(Document transcription data)
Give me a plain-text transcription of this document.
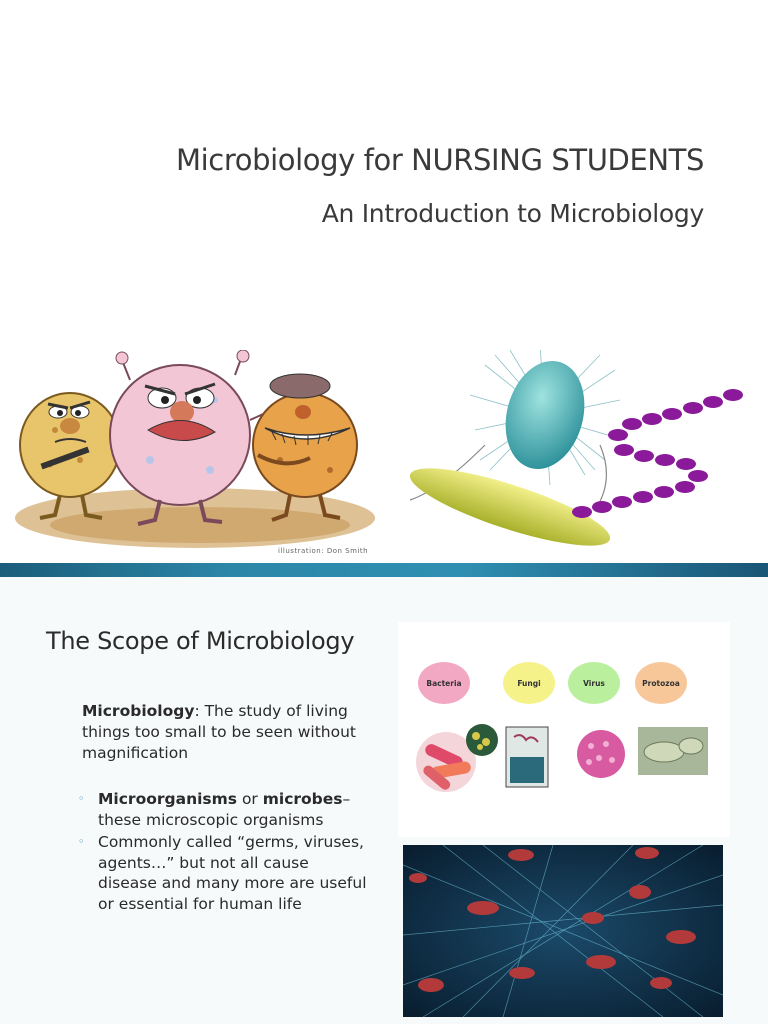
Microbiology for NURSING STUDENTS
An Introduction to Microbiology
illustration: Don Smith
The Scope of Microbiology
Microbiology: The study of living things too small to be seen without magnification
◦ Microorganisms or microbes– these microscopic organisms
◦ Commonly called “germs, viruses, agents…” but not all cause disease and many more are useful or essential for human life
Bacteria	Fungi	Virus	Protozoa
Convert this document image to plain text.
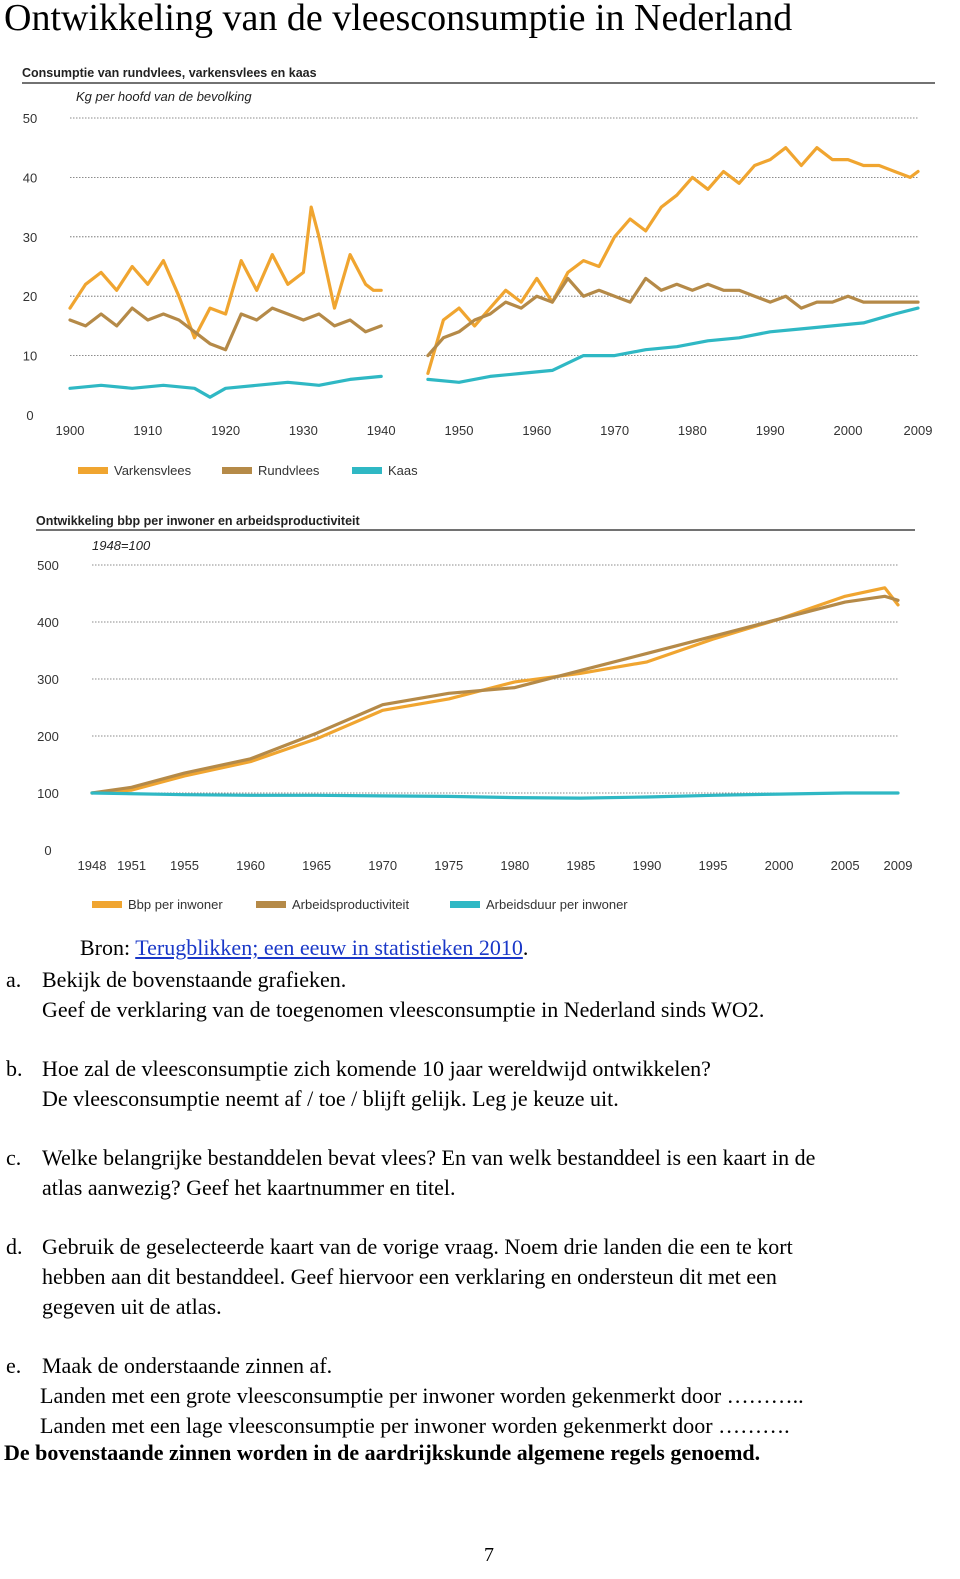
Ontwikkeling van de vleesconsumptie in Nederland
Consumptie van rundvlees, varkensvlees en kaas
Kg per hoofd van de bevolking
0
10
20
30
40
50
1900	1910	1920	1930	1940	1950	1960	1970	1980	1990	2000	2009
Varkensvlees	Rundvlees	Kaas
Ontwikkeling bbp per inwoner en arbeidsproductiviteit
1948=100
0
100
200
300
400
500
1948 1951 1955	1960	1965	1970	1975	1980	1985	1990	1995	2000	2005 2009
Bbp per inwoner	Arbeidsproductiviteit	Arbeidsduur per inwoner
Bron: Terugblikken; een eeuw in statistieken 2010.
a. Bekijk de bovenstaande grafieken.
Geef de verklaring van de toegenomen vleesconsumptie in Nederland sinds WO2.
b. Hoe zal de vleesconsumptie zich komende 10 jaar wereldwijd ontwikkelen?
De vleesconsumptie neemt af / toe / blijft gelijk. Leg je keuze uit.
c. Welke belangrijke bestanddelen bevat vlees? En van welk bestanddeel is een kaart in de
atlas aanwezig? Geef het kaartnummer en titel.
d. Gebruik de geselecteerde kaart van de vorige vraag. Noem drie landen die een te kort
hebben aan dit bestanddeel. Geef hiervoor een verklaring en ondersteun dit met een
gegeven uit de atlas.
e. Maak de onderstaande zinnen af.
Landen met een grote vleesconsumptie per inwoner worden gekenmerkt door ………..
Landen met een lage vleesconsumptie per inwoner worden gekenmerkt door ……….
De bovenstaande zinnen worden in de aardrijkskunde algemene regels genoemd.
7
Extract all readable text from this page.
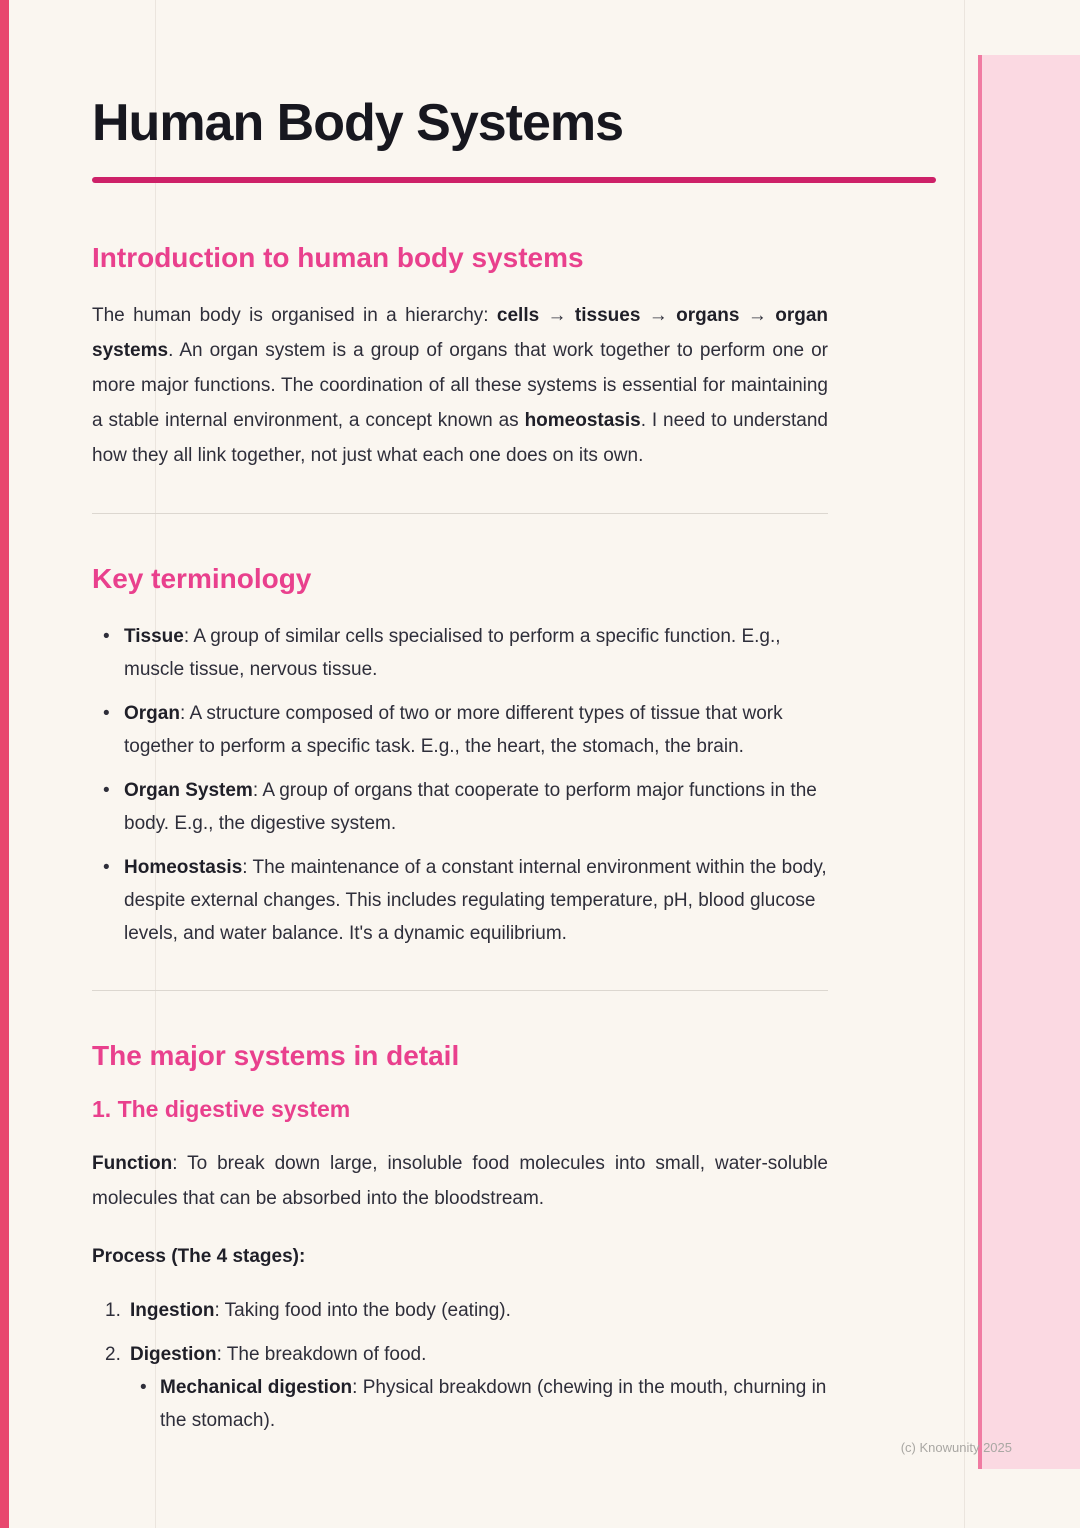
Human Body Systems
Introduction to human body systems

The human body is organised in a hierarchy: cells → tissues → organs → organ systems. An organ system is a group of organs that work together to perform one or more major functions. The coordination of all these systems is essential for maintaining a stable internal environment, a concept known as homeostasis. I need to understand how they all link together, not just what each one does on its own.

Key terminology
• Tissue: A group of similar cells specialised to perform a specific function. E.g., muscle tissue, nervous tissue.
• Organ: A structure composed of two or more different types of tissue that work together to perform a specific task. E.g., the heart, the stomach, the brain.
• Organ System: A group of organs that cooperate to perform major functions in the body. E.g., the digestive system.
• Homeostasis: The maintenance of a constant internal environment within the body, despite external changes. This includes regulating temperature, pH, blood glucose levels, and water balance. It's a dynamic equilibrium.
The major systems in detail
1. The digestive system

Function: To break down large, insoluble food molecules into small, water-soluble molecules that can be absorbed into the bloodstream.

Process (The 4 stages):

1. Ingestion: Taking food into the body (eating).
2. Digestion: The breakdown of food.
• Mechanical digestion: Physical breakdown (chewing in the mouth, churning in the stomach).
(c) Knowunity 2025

• _Assignment_: Every line above should be returned exactly; the pictures stay out.

• _Task answer_:
Give me a plain-text transcription of this document.
Microbiology for NURSING STUDENTS
An Introduction to Microbiology
illustration: Don Smith
The Scope of Microbiology
Microbiology: The study of living things too small to be seen without magnification
◦ Microorganisms or microbes– these microscopic organisms
◦ Commonly called “germs, viruses, agents…” but not all cause disease and many more are useful or essential for human life
Bacteria	Fungi	Virus	Protozoa
Convert this document image to plain text.
Ontwikkeling van de vleesconsumptie in Nederland
Consumptie van rundvlees, varkensvlees en kaas
Kg per hoofd van de bevolking
0
10
20
30
40
50
1900	1910	1920	1930	1940	1950	1960	1970	1980	1990	2000	2009
Varkensvlees	Rundvlees	Kaas
Ontwikkeling bbp per inwoner en arbeidsproductiviteit
1948=100
0
100
200
300
400
500
1948 1951 1955	1960	1965	1970	1975	1980	1985	1990	1995	2000	2005 2009
Bbp per inwoner	Arbeidsproductiviteit	Arbeidsduur per inwoner
Bron: Terugblikken; een eeuw in statistieken 2010.
a. Bekijk de bovenstaande grafieken.
Geef de verklaring van de toegenomen vleesconsumptie in Nederland sinds WO2.
b. Hoe zal de vleesconsumptie zich komende 10 jaar wereldwijd ontwikkelen?
De vleesconsumptie neemt af / toe / blijft gelijk. Leg je keuze uit.
c. Welke belangrijke bestanddelen bevat vlees? En van welk bestanddeel is een kaart in de
atlas aanwezig? Geef het kaartnummer en titel.
d. Gebruik de geselecteerde kaart van de vorige vraag. Noem drie landen die een te kort
hebben aan dit bestanddeel. Geef hiervoor een verklaring en ondersteun dit met een
gegeven uit de atlas.
e. Maak de onderstaande zinnen af.
Landen met een grote vleesconsumptie per inwoner worden gekenmerkt door ………..
Landen met een lage vleesconsumptie per inwoner worden gekenmerkt door ……….
De bovenstaande zinnen worden in de aardrijkskunde algemene regels genoemd.
7
Extract all readable text from this page.
Human Body Systems
Introduction to human body systems

The human body is organised in a hierarchy: cells → tissues → organs → organ systems. An organ system is a group of organs that work together to perform one or more major functions. The coordination of all these systems is essential for maintaining a stable internal environment, a concept known as homeostasis. I need to understand how they all link together, not just what each one does on its own.

Key terminology
• Tissue: A group of similar cells specialised to perform a specific function. E.g., muscle tissue, nervous tissue.
• Organ: A structure composed of two or more different types of tissue that work together to perform a specific task. E.g., the heart, the stomach, the brain.
• Organ System: A group of organs that cooperate to perform major functions in the body. E.g., the digestive system.
• Homeostasis: The maintenance of a constant internal environment within the body, despite external changes. This includes regulating temperature, pH, blood glucose levels, and water balance. It's a dynamic equilibrium.
The major systems in detail
1. The digestive system

Function: To break down large, insoluble food molecules into small, water-soluble molecules that can be absorbed into the bloodstream.

Process (The 4 stages):

1. Ingestion: Taking food into the body (eating).
2. Digestion: The breakdown of food.
• Mechanical digestion: Physical breakdown (chewing in the mouth, churning in the stomach).
(c) Knowunity 2025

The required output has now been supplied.